= Stored data =
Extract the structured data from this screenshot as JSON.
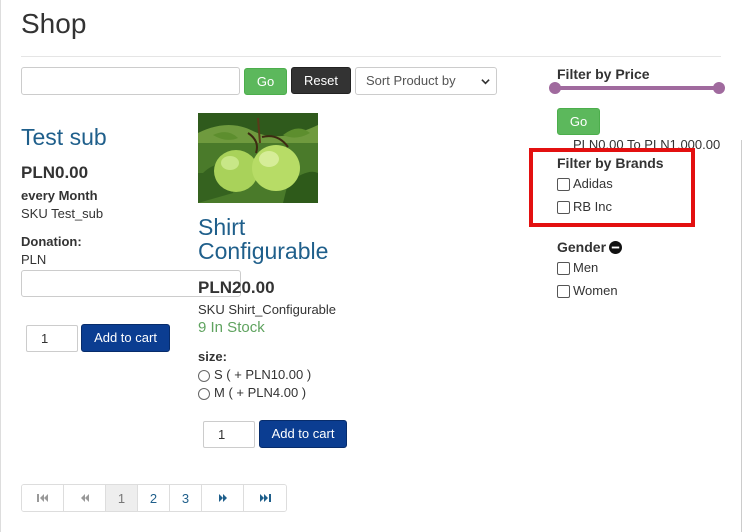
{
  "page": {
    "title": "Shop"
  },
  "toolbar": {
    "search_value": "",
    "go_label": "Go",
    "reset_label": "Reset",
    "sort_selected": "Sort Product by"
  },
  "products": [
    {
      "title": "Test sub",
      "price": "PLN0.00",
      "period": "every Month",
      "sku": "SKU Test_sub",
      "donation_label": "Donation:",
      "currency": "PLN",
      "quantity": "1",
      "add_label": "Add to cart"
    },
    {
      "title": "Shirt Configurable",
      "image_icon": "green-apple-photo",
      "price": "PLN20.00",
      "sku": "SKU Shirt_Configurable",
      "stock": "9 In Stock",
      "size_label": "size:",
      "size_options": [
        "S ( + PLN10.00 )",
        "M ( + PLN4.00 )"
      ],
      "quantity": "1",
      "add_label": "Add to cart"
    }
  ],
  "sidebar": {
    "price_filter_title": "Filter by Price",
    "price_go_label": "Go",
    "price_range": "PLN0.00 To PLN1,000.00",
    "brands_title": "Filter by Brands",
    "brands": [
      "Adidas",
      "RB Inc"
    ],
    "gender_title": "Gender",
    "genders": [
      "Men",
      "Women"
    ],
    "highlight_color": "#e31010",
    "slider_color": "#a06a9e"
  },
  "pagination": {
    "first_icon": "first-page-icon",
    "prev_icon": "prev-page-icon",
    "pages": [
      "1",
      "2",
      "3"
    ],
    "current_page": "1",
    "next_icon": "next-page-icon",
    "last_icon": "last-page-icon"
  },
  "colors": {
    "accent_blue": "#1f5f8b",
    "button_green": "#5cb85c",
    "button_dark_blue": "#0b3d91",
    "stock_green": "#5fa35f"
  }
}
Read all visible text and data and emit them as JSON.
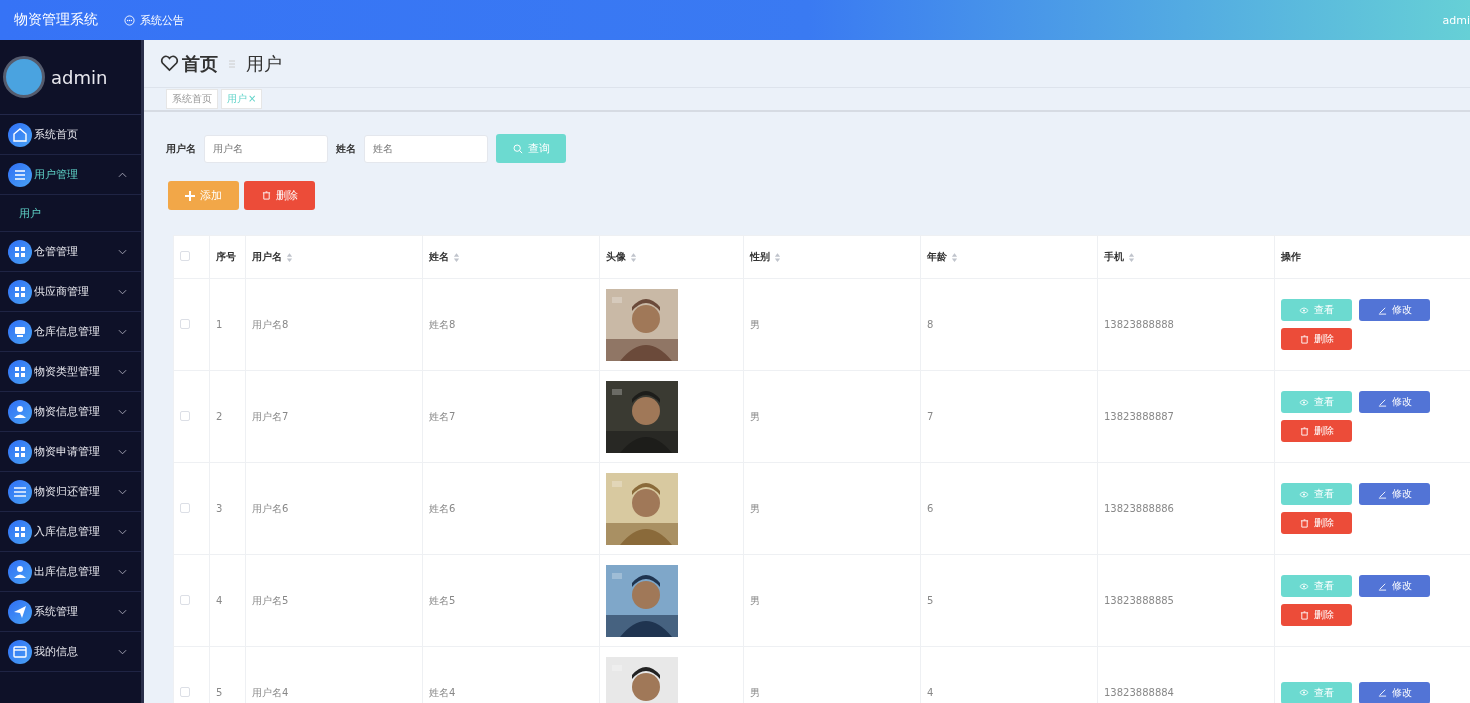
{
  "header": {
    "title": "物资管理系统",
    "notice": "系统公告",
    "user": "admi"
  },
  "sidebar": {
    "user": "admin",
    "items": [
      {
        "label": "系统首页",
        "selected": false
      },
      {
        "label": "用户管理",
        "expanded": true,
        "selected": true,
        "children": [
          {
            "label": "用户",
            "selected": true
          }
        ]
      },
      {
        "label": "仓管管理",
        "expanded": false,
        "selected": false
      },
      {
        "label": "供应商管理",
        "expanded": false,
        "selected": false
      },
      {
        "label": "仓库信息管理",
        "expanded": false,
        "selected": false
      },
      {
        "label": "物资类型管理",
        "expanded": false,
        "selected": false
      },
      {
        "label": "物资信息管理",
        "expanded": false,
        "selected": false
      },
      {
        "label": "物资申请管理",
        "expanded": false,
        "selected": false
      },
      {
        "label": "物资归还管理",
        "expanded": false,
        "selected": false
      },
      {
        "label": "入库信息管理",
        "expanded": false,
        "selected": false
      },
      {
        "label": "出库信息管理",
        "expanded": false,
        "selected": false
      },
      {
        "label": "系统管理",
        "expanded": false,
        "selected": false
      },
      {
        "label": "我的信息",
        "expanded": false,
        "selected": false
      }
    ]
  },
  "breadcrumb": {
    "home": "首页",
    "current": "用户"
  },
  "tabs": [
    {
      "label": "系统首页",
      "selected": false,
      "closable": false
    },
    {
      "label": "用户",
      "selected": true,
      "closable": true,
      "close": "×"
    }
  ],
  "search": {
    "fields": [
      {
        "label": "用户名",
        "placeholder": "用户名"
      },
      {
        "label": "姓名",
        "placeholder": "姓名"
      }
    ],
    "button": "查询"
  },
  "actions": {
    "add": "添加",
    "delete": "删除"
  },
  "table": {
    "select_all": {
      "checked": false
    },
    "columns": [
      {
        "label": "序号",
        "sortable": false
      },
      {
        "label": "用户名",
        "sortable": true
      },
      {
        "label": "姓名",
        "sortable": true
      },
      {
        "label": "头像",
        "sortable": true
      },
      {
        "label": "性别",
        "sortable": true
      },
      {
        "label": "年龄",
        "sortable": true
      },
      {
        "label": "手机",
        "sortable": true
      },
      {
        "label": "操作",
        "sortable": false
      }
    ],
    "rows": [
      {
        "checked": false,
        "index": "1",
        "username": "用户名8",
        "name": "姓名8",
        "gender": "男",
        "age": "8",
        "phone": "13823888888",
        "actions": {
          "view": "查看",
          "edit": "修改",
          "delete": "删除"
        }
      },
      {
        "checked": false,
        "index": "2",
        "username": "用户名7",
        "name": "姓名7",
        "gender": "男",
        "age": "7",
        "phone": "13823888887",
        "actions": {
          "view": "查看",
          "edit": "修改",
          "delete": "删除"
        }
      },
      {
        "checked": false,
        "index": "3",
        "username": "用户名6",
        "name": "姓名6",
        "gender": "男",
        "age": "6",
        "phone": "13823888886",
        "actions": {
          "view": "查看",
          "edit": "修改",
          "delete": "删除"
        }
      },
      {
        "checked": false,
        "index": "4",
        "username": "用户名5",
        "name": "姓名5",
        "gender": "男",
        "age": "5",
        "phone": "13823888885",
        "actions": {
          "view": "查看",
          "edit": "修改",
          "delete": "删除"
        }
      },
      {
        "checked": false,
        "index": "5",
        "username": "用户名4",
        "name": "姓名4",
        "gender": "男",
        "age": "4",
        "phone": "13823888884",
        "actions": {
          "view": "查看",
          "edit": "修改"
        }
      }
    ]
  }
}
...
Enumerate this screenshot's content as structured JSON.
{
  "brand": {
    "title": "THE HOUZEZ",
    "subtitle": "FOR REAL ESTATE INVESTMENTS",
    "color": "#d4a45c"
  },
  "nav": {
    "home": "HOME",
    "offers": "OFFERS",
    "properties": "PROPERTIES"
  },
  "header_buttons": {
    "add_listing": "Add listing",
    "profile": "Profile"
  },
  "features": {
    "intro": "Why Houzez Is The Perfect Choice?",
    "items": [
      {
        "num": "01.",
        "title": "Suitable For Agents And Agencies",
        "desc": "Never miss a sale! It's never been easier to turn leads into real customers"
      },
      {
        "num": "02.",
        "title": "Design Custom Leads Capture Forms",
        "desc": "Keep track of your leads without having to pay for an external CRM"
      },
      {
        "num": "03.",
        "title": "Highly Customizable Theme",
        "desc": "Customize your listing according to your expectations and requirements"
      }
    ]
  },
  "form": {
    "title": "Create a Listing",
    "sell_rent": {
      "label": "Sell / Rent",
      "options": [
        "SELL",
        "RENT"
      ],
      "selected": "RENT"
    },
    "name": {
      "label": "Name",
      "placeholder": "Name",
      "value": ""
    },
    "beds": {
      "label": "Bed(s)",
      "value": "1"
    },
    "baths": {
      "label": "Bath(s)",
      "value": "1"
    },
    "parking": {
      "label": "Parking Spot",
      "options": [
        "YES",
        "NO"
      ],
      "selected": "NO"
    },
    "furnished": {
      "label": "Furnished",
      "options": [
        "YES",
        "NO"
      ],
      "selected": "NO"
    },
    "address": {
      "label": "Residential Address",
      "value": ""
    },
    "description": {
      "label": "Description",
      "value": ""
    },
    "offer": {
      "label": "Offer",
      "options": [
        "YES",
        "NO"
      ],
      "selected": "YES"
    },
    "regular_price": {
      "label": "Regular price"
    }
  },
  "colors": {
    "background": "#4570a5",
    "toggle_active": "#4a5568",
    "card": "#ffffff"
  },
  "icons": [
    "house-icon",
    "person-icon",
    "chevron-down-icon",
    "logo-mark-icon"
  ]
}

= SET EXERCISE =
Extract, from the material above, each line holding the word "structured".

= REPLY =
Extract the structured data from this screenshot as JSON.
Enumerate this screenshot's content as structured JSON.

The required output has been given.